Start of Input data

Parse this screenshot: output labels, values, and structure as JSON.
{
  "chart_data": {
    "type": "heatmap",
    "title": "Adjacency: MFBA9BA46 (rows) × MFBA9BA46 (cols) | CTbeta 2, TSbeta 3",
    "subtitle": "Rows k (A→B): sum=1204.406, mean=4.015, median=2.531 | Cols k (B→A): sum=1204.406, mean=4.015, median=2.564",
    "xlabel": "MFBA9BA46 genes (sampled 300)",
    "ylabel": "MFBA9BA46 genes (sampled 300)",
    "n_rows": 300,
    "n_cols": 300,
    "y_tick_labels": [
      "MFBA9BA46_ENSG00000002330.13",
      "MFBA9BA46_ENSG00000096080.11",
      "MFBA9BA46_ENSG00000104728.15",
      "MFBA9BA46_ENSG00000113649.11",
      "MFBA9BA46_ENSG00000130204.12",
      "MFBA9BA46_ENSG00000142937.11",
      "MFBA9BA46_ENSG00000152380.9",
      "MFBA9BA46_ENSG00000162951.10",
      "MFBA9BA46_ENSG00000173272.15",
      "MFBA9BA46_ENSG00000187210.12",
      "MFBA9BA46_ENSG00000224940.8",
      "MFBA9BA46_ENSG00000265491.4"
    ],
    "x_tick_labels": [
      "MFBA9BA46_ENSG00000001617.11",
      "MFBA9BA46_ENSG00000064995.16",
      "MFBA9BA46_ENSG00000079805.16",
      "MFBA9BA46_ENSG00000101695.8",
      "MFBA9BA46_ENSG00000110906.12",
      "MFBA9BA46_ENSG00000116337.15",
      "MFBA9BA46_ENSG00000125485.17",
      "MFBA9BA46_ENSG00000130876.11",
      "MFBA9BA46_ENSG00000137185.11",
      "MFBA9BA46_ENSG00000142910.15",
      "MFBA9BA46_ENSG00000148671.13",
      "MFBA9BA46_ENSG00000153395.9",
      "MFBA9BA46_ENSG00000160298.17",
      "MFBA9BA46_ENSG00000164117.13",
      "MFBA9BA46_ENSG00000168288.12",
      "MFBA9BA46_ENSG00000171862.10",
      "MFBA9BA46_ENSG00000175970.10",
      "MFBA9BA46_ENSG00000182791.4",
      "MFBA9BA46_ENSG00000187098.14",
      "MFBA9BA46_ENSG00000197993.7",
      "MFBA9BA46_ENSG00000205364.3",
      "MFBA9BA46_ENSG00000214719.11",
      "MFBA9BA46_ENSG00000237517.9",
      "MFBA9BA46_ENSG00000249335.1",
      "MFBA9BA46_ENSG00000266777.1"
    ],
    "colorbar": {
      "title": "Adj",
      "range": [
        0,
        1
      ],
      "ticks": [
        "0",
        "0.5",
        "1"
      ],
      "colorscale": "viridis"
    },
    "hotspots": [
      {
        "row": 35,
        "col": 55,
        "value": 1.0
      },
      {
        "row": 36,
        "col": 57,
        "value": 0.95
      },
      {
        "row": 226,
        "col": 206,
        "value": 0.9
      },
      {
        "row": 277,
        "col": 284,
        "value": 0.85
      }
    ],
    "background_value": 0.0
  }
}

End of Input data

_Exercise instructions:_ Filter the entries above and copy only the lines that hold "sampled".

_Answer space:_
    "xlabel": "MFBA9BA46 genes (sampled 300)",
    "ylabel": "MFBA9BA46 genes (sampled 300)",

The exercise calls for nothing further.